Dataset items

====

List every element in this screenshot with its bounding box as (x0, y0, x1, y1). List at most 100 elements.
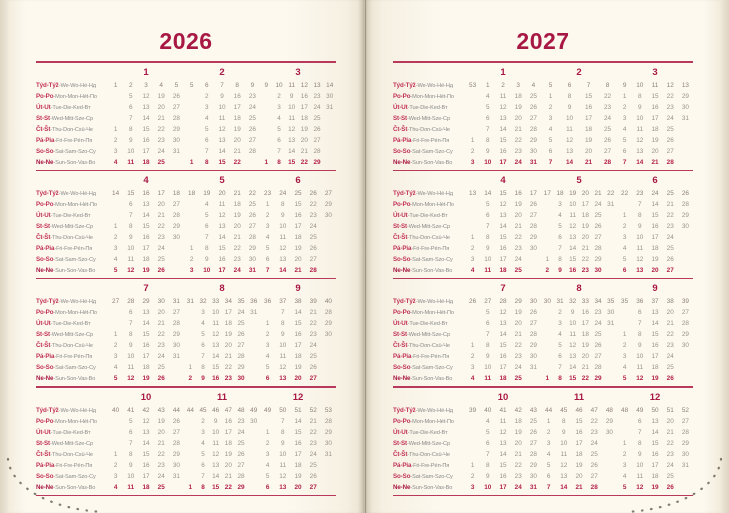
day-number-cell[interactable]: 20 (157, 103, 165, 111)
day-number-cell[interactable] (678, 471, 693, 482)
day-number-cell[interactable]: 5 (113, 266, 118, 274)
day-number-cell[interactable] (321, 254, 336, 265)
day-number-cell[interactable]: 20 (157, 309, 165, 317)
day-number-cell[interactable]: 21 (514, 331, 522, 339)
day-number-cell[interactable]: 7 (638, 428, 642, 436)
day-number-cell[interactable]: 13 (142, 200, 150, 208)
day-number-cell[interactable]: 3 (470, 255, 475, 263)
day-number-cell[interactable]: 1 (622, 92, 627, 100)
day-number-cell[interactable]: 3 (265, 450, 270, 458)
day-number-cell[interactable]: 12 (142, 417, 150, 425)
day-number-cell[interactable]: 22 (233, 158, 241, 166)
day-number-cell[interactable]: 6 (129, 428, 133, 436)
day-number-cell[interactable]: 19 (233, 211, 241, 219)
day-number-cell[interactable] (321, 265, 336, 276)
day-number-cell[interactable]: 8 (558, 375, 562, 383)
day-number-cell[interactable]: 22 (309, 320, 317, 328)
day-number-cell[interactable]: 18 (294, 461, 302, 469)
day-number-cell[interactable]: 30 (326, 92, 334, 100)
day-number-cell[interactable]: 15 (294, 200, 302, 208)
day-number-cell[interactable]: 3 (622, 233, 627, 241)
day-number-cell[interactable]: 11 (636, 125, 644, 133)
day-number-cell[interactable]: 1 (622, 211, 627, 219)
day-number-cell[interactable]: 7 (129, 320, 133, 328)
day-number-cell[interactable] (604, 210, 617, 221)
day-number-cell[interactable]: 3 (265, 342, 270, 350)
day-number-cell[interactable]: 16 (499, 244, 507, 252)
day-number-cell[interactable] (247, 482, 260, 493)
day-number-cell[interactable]: 27 (309, 255, 317, 263)
day-number-cell[interactable]: 11 (499, 92, 507, 100)
day-number-cell[interactable]: 4 (486, 417, 490, 425)
day-number-cell[interactable]: 24 (237, 428, 245, 436)
day-number-cell[interactable]: 8 (129, 331, 133, 339)
day-number-cell[interactable]: 3 (558, 200, 562, 208)
day-number-cell[interactable] (108, 199, 123, 210)
day-number-cell[interactable]: 6 (265, 255, 270, 263)
day-number-cell[interactable]: 20 (651, 147, 659, 155)
day-number-cell[interactable]: 20 (514, 439, 522, 447)
day-number-cell[interactable]: 14 (294, 417, 302, 425)
day-number-cell[interactable] (184, 329, 197, 340)
day-number-cell[interactable]: 31 (172, 147, 180, 155)
day-number-cell[interactable]: 6 (265, 483, 270, 491)
day-number-cell[interactable]: 2 (113, 461, 118, 469)
day-number-cell[interactable]: 20 (514, 211, 522, 219)
day-number-cell[interactable]: 29 (172, 125, 180, 133)
day-number-cell[interactable]: 4 (622, 364, 627, 372)
day-number-cell[interactable]: 30 (172, 461, 180, 469)
day-number-cell[interactable]: 4 (622, 244, 627, 252)
day-number-cell[interactable]: 7 (201, 472, 205, 480)
day-number-cell[interactable]: 20 (157, 200, 165, 208)
day-number-cell[interactable]: 2 (470, 353, 475, 361)
day-number-cell[interactable]: 30 (324, 331, 332, 339)
day-number-cell[interactable]: 24 (666, 461, 674, 469)
day-number-cell[interactable]: 16 (142, 461, 150, 469)
day-number-cell[interactable]: 12 (636, 136, 644, 144)
day-number-cell[interactable]: 11 (636, 364, 644, 372)
day-number-cell[interactable]: 28 (172, 211, 180, 219)
day-number-cell[interactable] (260, 102, 273, 113)
day-number-cell[interactable]: 31 (172, 353, 180, 361)
day-number-cell[interactable]: 30 (681, 450, 689, 458)
day-number-cell[interactable]: 1 (189, 244, 194, 252)
day-number-cell[interactable]: 7 (548, 158, 553, 166)
day-number-cell[interactable]: 19 (581, 222, 589, 230)
day-number-cell[interactable]: 21 (224, 353, 232, 361)
day-number-cell[interactable]: 5 (622, 136, 627, 144)
day-number-cell[interactable] (184, 416, 197, 427)
day-number-cell[interactable]: 11 (484, 375, 492, 383)
day-number-cell[interactable]: 10 (127, 147, 135, 155)
day-number-cell[interactable]: 9 (129, 342, 133, 350)
day-number-cell[interactable]: 22 (514, 233, 522, 241)
day-number-cell[interactable]: 12 (218, 125, 226, 133)
day-number-cell[interactable]: 8 (281, 428, 285, 436)
day-number-cell[interactable]: 15 (499, 136, 507, 144)
day-number-cell[interactable]: 17 (651, 233, 659, 241)
day-number-cell[interactable]: 24 (594, 200, 602, 208)
month-header-3[interactable]: 3 (295, 66, 301, 78)
day-number-cell[interactable]: 21 (233, 233, 241, 241)
day-number-cell[interactable]: 11 (279, 233, 287, 241)
day-number-cell[interactable]: 4 (546, 450, 551, 458)
day-number-cell[interactable]: 16 (569, 266, 577, 274)
day-number-cell[interactable]: 4 (265, 461, 270, 469)
day-number-cell[interactable]: 10 (636, 114, 644, 122)
day-number-cell[interactable]: 23 (157, 461, 165, 469)
day-number-cell[interactable]: 14 (288, 147, 296, 155)
day-number-cell[interactable] (323, 135, 336, 146)
day-number-cell[interactable]: 26 (594, 342, 602, 350)
day-number-cell[interactable]: 27 (529, 114, 537, 122)
day-number-cell[interactable]: 13 (651, 417, 659, 425)
day-number-cell[interactable] (321, 362, 336, 373)
day-number-cell[interactable] (465, 124, 480, 135)
day-number-cell[interactable]: 7 (638, 320, 642, 328)
day-number-cell[interactable]: 10 (279, 222, 287, 230)
day-number-cell[interactable]: 3 (470, 483, 475, 491)
day-number-cell[interactable]: 17 (294, 450, 302, 458)
day-number-cell[interactable]: 8 (562, 417, 566, 425)
day-number-cell[interactable] (184, 135, 199, 146)
day-number-cell[interactable]: 29 (248, 244, 256, 252)
day-number-cell[interactable]: 25 (157, 158, 165, 166)
day-number-cell[interactable]: 23 (233, 255, 241, 263)
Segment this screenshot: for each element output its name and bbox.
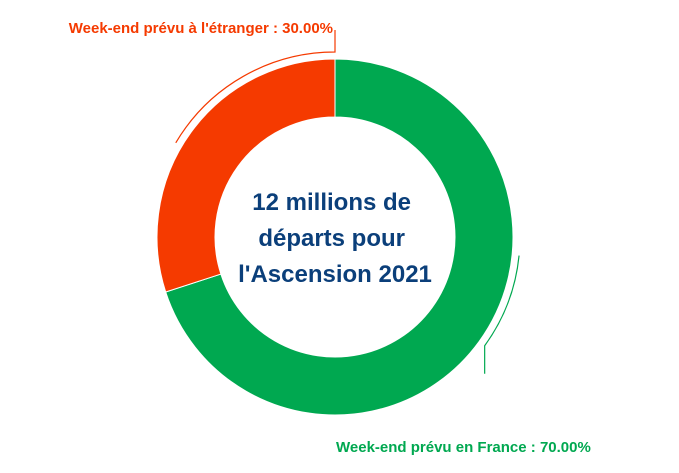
leader-lines [175,30,520,374]
center-title-line-1: 12 millions de [252,189,411,216]
leader-line-etranger [175,30,336,144]
slice-0[interactable] [165,58,514,416]
slice-1[interactable] [156,58,336,293]
leader-line-france [484,255,520,374]
center-title-line-3: l'Ascension 2021 [238,261,432,288]
donut-slices [156,58,514,416]
data-label-france: Week-end prévu en France : 70.00% [336,439,591,456]
data-label-etranger: Week-end prévu à l'étranger : 30.00% [69,20,333,37]
center-title-line-2: départs pour [258,225,405,252]
center-title: 12 millions de départs pour l'Ascension … [238,189,432,288]
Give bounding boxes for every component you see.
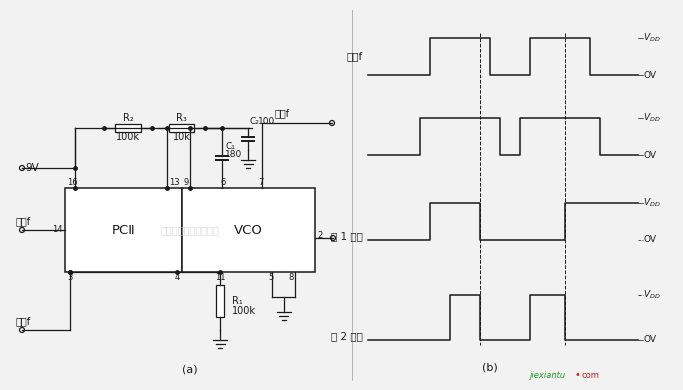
Text: 5: 5 bbox=[268, 273, 273, 282]
Text: 9: 9 bbox=[184, 178, 189, 187]
Text: 3: 3 bbox=[67, 273, 72, 282]
Text: jiexiantu: jiexiantu bbox=[530, 370, 566, 379]
Text: VCO: VCO bbox=[234, 223, 263, 236]
Bar bbox=[65, 188, 182, 272]
Text: (b): (b) bbox=[482, 363, 498, 373]
Text: OV: OV bbox=[643, 151, 656, 160]
Text: R₂: R₂ bbox=[123, 113, 133, 123]
Bar bbox=[182, 188, 315, 272]
Text: 10k: 10k bbox=[173, 132, 191, 142]
Text: C₂: C₂ bbox=[250, 117, 260, 126]
Text: 脚 1 输出: 脚 1 输出 bbox=[331, 231, 363, 241]
Text: com: com bbox=[582, 370, 600, 379]
Text: OV: OV bbox=[643, 71, 656, 80]
Text: 脚 2 输出: 脚 2 输出 bbox=[331, 331, 363, 341]
Text: •: • bbox=[575, 370, 581, 380]
Text: 180: 180 bbox=[225, 150, 242, 159]
Text: 2: 2 bbox=[317, 230, 322, 239]
Text: 4: 4 bbox=[175, 273, 180, 282]
Text: C₁: C₁ bbox=[225, 142, 235, 151]
Text: 杭州将睛科技有限公司: 杭州将睛科技有限公司 bbox=[161, 225, 219, 235]
Text: 输入f: 输入f bbox=[16, 216, 31, 226]
Text: (a): (a) bbox=[182, 365, 198, 375]
Text: 11: 11 bbox=[215, 273, 225, 282]
Bar bbox=[115, 124, 141, 132]
Bar bbox=[169, 124, 195, 132]
Text: 13: 13 bbox=[169, 178, 180, 187]
Text: 输入f: 输入f bbox=[347, 51, 363, 62]
Text: $V_{DD}$: $V_{DD}$ bbox=[643, 197, 660, 209]
Text: 100k: 100k bbox=[232, 306, 256, 316]
Text: 16: 16 bbox=[67, 178, 78, 187]
Text: R₃: R₃ bbox=[176, 113, 187, 123]
Text: 6: 6 bbox=[220, 178, 225, 187]
Text: $V_{DD}$: $V_{DD}$ bbox=[643, 289, 660, 301]
Bar bbox=[216, 285, 224, 317]
Text: OV: OV bbox=[643, 335, 656, 344]
Text: R₁: R₁ bbox=[232, 296, 242, 306]
Text: 14: 14 bbox=[53, 225, 63, 234]
Text: 输入f: 输入f bbox=[16, 316, 31, 326]
Text: 8: 8 bbox=[288, 273, 294, 282]
Text: $V_{DD}$: $V_{DD}$ bbox=[643, 32, 660, 44]
Text: $V_{DD}$: $V_{DD}$ bbox=[643, 112, 660, 124]
Text: PCⅡ: PCⅡ bbox=[112, 223, 135, 236]
Text: 7: 7 bbox=[258, 178, 264, 187]
Text: 输出f: 输出f bbox=[275, 108, 290, 118]
Text: 100: 100 bbox=[258, 117, 275, 126]
Text: OV: OV bbox=[643, 236, 656, 245]
Text: 9V: 9V bbox=[25, 163, 39, 173]
Text: 100k: 100k bbox=[116, 132, 140, 142]
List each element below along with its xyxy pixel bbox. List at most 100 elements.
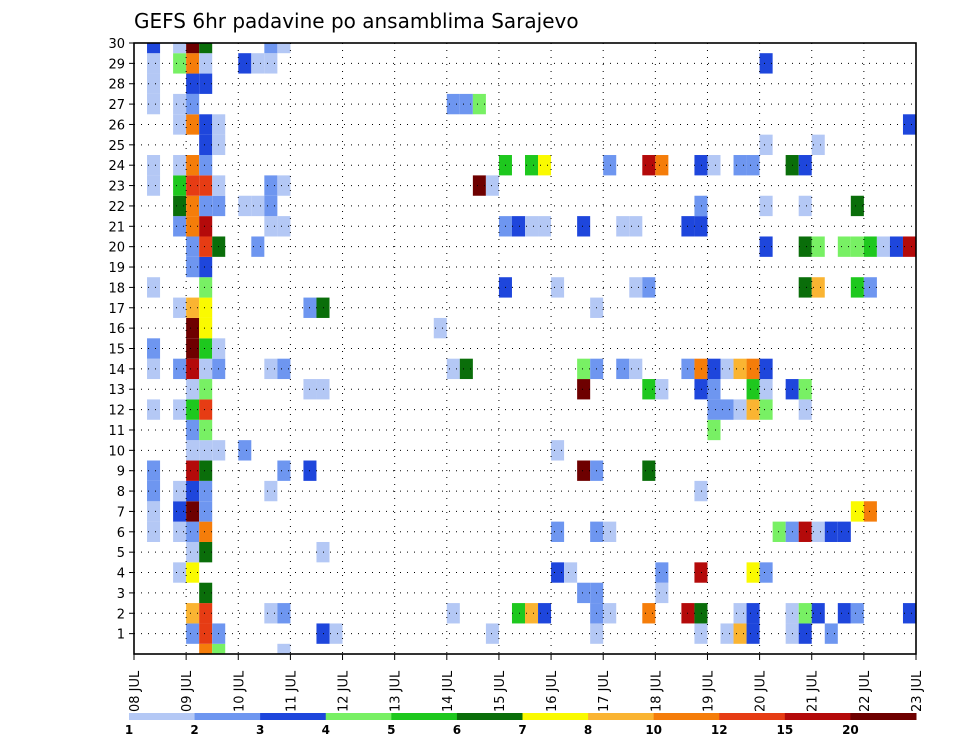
plot-frame: [133, 42, 917, 655]
heatmap-cell: [642, 277, 656, 298]
heatmap-cell: [173, 521, 187, 542]
heatmap-cell: [264, 358, 278, 380]
heatmap-cell: [173, 175, 187, 196]
x-tick-label: 21 JUL: [806, 670, 821, 712]
heatmap-cell: [525, 155, 539, 176]
heatmap-cell: [811, 603, 825, 624]
heatmap-cell: [251, 236, 265, 257]
heatmap-cell: [199, 501, 213, 522]
y-tick-label: 8: [117, 485, 125, 500]
y-tick-label: 13: [108, 383, 125, 398]
heatmap-cell: [850, 236, 864, 257]
heatmap-cell: [264, 603, 278, 624]
heatmap-cell: [577, 460, 591, 481]
heatmap-cell: [811, 521, 825, 542]
heatmap-cell: [173, 53, 187, 74]
heatmap-cell: [759, 379, 773, 400]
heatmap-cell: [733, 623, 747, 644]
heatmap-cell: [564, 562, 578, 583]
heatmap-cell: [199, 440, 213, 461]
y-tick-label: 10: [108, 444, 125, 459]
heatmap-cell: [199, 379, 213, 400]
heatmap-cell: [199, 297, 213, 318]
heatmap-cell: [199, 175, 213, 196]
legend-tick-label: 10: [645, 723, 662, 737]
heatmap-cell: [147, 480, 161, 502]
heatmap-cell: [212, 643, 226, 654]
legend-tick-label: 3: [256, 723, 264, 737]
legend-tick-label: 12: [711, 723, 728, 737]
heatmap-cell: [186, 419, 200, 441]
heatmap-cell: [759, 53, 773, 74]
heatmap-cell: [186, 521, 200, 542]
y-tick-label: 20: [108, 241, 125, 256]
heatmap-cell: [720, 358, 734, 380]
legend-swatch: [456, 713, 523, 720]
legend-tick-label: 1: [125, 723, 133, 737]
heatmap-cell: [551, 277, 565, 298]
heatmap-cell: [707, 358, 721, 380]
y-tick-label: 21: [108, 220, 125, 235]
heatmap-cell: [642, 155, 656, 176]
heatmap-cell: [798, 399, 812, 420]
heatmap-cell: [446, 603, 460, 624]
heatmap-cell: [759, 236, 773, 257]
heatmap-cell: [694, 216, 708, 237]
heatmap-cell: [186, 358, 200, 380]
heatmap-cell: [694, 480, 708, 502]
heatmap-cell: [147, 175, 161, 196]
heatmap-cell: [746, 562, 760, 583]
heatmap-cell: [433, 317, 447, 339]
heatmap-cell: [511, 603, 525, 624]
heatmap-cell: [694, 358, 708, 380]
heatmap-cell: [694, 562, 708, 583]
heatmap-cell: [759, 358, 773, 380]
legend-swatch: [850, 713, 917, 720]
legend-tick-label: 2: [190, 723, 198, 737]
heatmap-cell: [759, 195, 773, 217]
y-tick-label: 25: [108, 139, 125, 154]
heatmap-cell: [199, 277, 213, 298]
y-tick-label: 24: [108, 159, 125, 174]
heatmap-cell: [746, 603, 760, 624]
heatmap-cell: [629, 358, 643, 380]
heatmap-cell: [147, 460, 161, 481]
heatmap-cell: [186, 155, 200, 176]
color-legend: 1 2 3 4 5 6 7 8 10 12 15 20: [125, 713, 917, 737]
heatmap-cell: [277, 216, 291, 237]
heatmap-cell: [147, 73, 161, 94]
heatmap-cell: [173, 480, 187, 502]
heatmap-cell: [837, 603, 851, 624]
heatmap-cell: [186, 43, 200, 54]
heatmap-cell: [642, 460, 656, 481]
x-tick-label: 15 JUL: [493, 670, 508, 712]
legend-swatch: [522, 713, 589, 720]
legend-swatch: [784, 713, 851, 720]
heatmap-cell: [199, 236, 213, 257]
heatmap-cell: [694, 379, 708, 400]
heatmap-cell: [186, 440, 200, 461]
heatmap-cell: [694, 623, 708, 644]
heatmap-cell: [238, 440, 252, 461]
y-tick-label: 15: [108, 343, 125, 358]
heatmap-cell: [720, 399, 734, 420]
heatmap-cell: [186, 379, 200, 400]
heatmap-cell: [277, 603, 291, 624]
heatmap-cell: [798, 603, 812, 624]
y-tick-label: 19: [108, 261, 125, 276]
y-tick-label: 22: [108, 200, 125, 215]
y-tick-label: 7: [117, 505, 125, 520]
heatmap-cells: [147, 43, 916, 654]
heatmap-cell: [798, 277, 812, 298]
heatmap-cell: [238, 53, 252, 74]
heatmap-cell: [199, 256, 213, 278]
heatmap-cell: [316, 623, 330, 644]
gridlines: [134, 43, 916, 654]
heatmap-cell: [902, 603, 916, 624]
heatmap-cell: [798, 623, 812, 644]
heatmap-cell: [173, 155, 187, 176]
x-tick-label: 22 JUL: [858, 670, 873, 712]
heatmap-cell: [694, 195, 708, 217]
heatmap-cell: [277, 43, 291, 54]
y-tick-label: 17: [108, 302, 125, 317]
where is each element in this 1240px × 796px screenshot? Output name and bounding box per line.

====

• **THE REQUEST**
Pull out each line above that contains the word "most", counting a line only when the letter case matches.

• **CORRECT RESULT**
List every element in this screenshot with its bounding box as (x0, y0, x1, y1). List at most 100 elements.
List each element below along with its xyxy pixel bbox. List at most 100 elements.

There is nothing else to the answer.